AVAILABLE DATA:
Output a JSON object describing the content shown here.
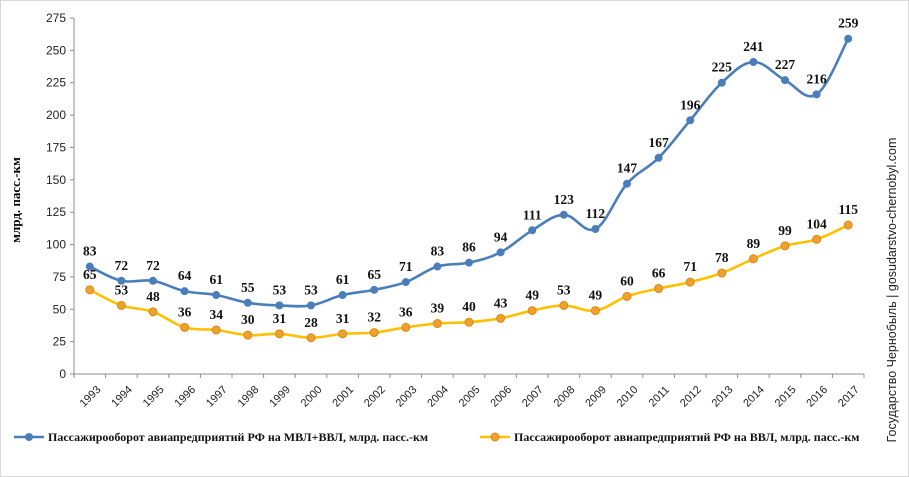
{
  "chart_data": {
    "type": "line",
    "x": [
      "1993",
      "1994",
      "1995",
      "1996",
      "1997",
      "1998",
      "1999",
      "2000",
      "2001",
      "2002",
      "2003",
      "2004",
      "2005",
      "2006",
      "2007",
      "2008",
      "2009",
      "2010",
      "2011",
      "2012",
      "2013",
      "2014",
      "2015",
      "2016",
      "2017"
    ],
    "series": [
      {
        "name": "Пассажирооборот  авиапредприятий  РФ на МВЛ+ВВЛ, млрд.  пасс.-км",
        "color": "#4a7ebb",
        "values": [
          83,
          72,
          72,
          64,
          61,
          55,
          53,
          53,
          61,
          65,
          71,
          83,
          86,
          94,
          111,
          123,
          112,
          147,
          167,
          196,
          225,
          241,
          227,
          216,
          259
        ]
      },
      {
        "name": "Пассажирооборот  авиапредприятий  РФ на ВВЛ, млрд.  пасс.-км",
        "color": "#ffc000",
        "values": [
          65,
          53,
          48,
          36,
          34,
          30,
          31,
          28,
          31,
          32,
          36,
          39,
          40,
          43,
          49,
          53,
          49,
          60,
          66,
          71,
          78,
          89,
          99,
          104,
          115
        ]
      }
    ],
    "ylabel": "млрд. пасс.-км",
    "ylim": [
      0,
      275
    ],
    "yticks": [
      0,
      25,
      50,
      75,
      100,
      125,
      150,
      175,
      200,
      225,
      250,
      275
    ],
    "grid": false,
    "legend_position": "bottom"
  },
  "watermark": "Государство Чернобыль | gosudarstvo-chernobyl.com"
}
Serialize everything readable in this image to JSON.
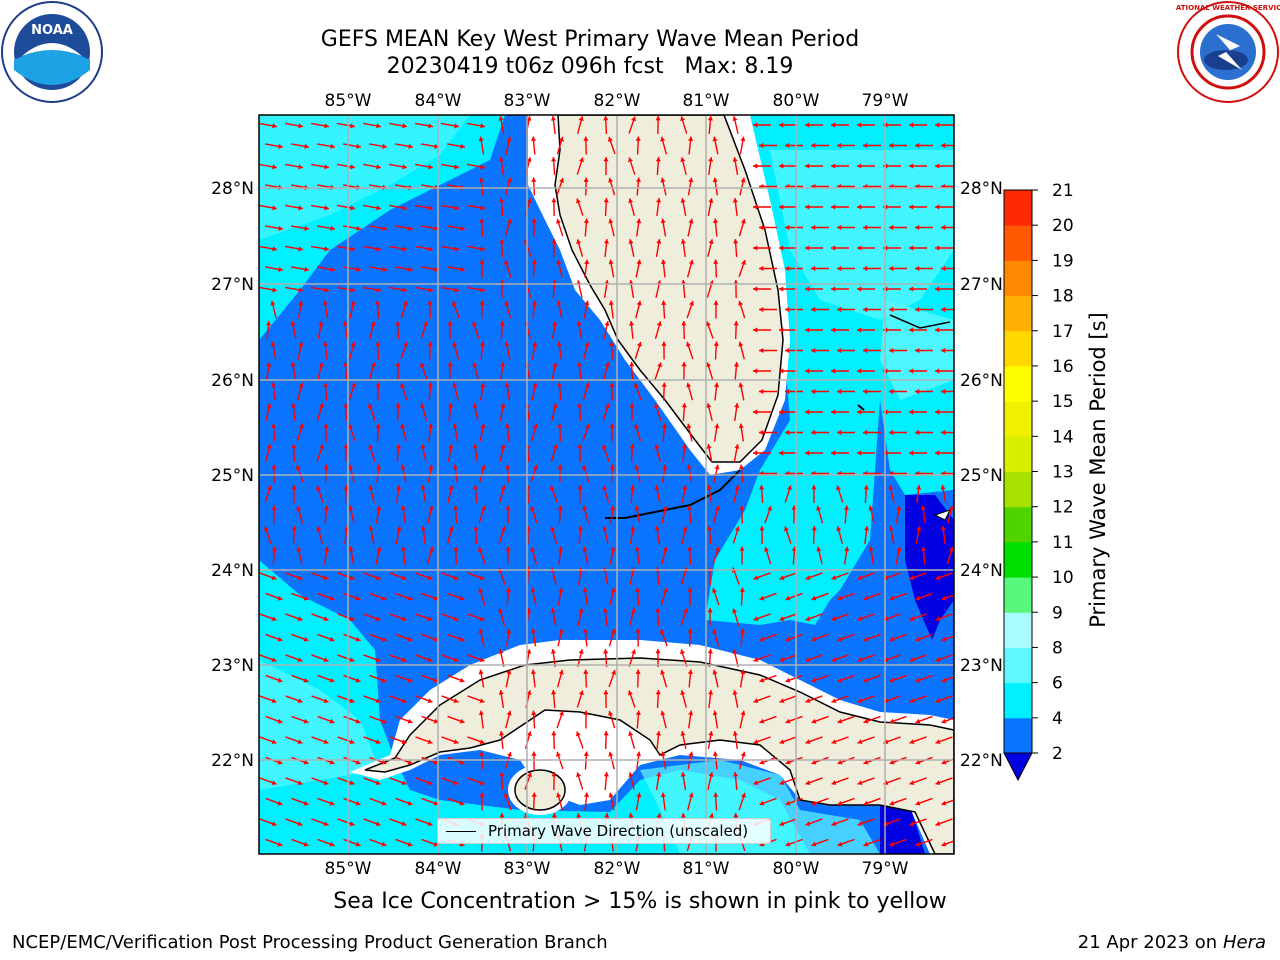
{
  "header": {
    "title_line1": "GEFS MEAN Key West Primary Wave Mean Period",
    "title_line2": "20230419 t06z 096h fcst   Max: 8.19"
  },
  "logos": {
    "noaa": "NOAA",
    "nws": "NATIONAL WEATHER SERVICE"
  },
  "map": {
    "lon_labels": [
      "85°W",
      "84°W",
      "83°W",
      "82°W",
      "81°W",
      "80°W",
      "79°W"
    ],
    "lat_labels": [
      "28°N",
      "27°N",
      "26°N",
      "25°N",
      "24°N",
      "23°N",
      "22°N"
    ],
    "legend_label": "Primary Wave Direction (unscaled)",
    "colors": {
      "land": "#efeedc",
      "ocean_deep": "#0a74ff",
      "ocean_cyan": "#00f0ff",
      "ocean_light": "#5ef8ff",
      "ocean_darkblue": "#0000e0",
      "arrow": "#ff0000",
      "grid": "#b0b0b0"
    }
  },
  "colorbar": {
    "label": "Primary Wave Mean Period [s]",
    "ticks": [
      "2",
      "4",
      "6",
      "8",
      "9",
      "10",
      "11",
      "12",
      "13",
      "14",
      "15",
      "16",
      "17",
      "18",
      "19",
      "20",
      "21"
    ],
    "colors": [
      "#0a74ff",
      "#00f0ff",
      "#5ef8ff",
      "#a8fbff",
      "#59f77a",
      "#00e000",
      "#50d400",
      "#a8e000",
      "#d8f000",
      "#f0f000",
      "#ffff00",
      "#ffd800",
      "#ffb000",
      "#ff8800",
      "#ff5800",
      "#ff2800",
      "#ff0000"
    ],
    "extend_color": "#0000e0"
  },
  "footer": {
    "ice_note": "Sea Ice Concentration > 15% is shown in pink to yellow",
    "left": "NCEP/EMC/Verification Post Processing Product Generation Branch",
    "right_prefix": "21 Apr 2023 on ",
    "right_host": "Hera"
  }
}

SHORT PROBLEM:
Pull out every line of the records above that contains the word "млрд".

RESULT OF THIS EXERCISE:
        "name": "Пассажирооборот  авиапредприятий  РФ на МВЛ+ВВЛ, млрд.  пасс.-км",
        "name": "Пассажирооборот  авиапредприятий  РФ на ВВЛ, млрд.  пасс.-км",
    "ylabel": "млрд. пасс.-км",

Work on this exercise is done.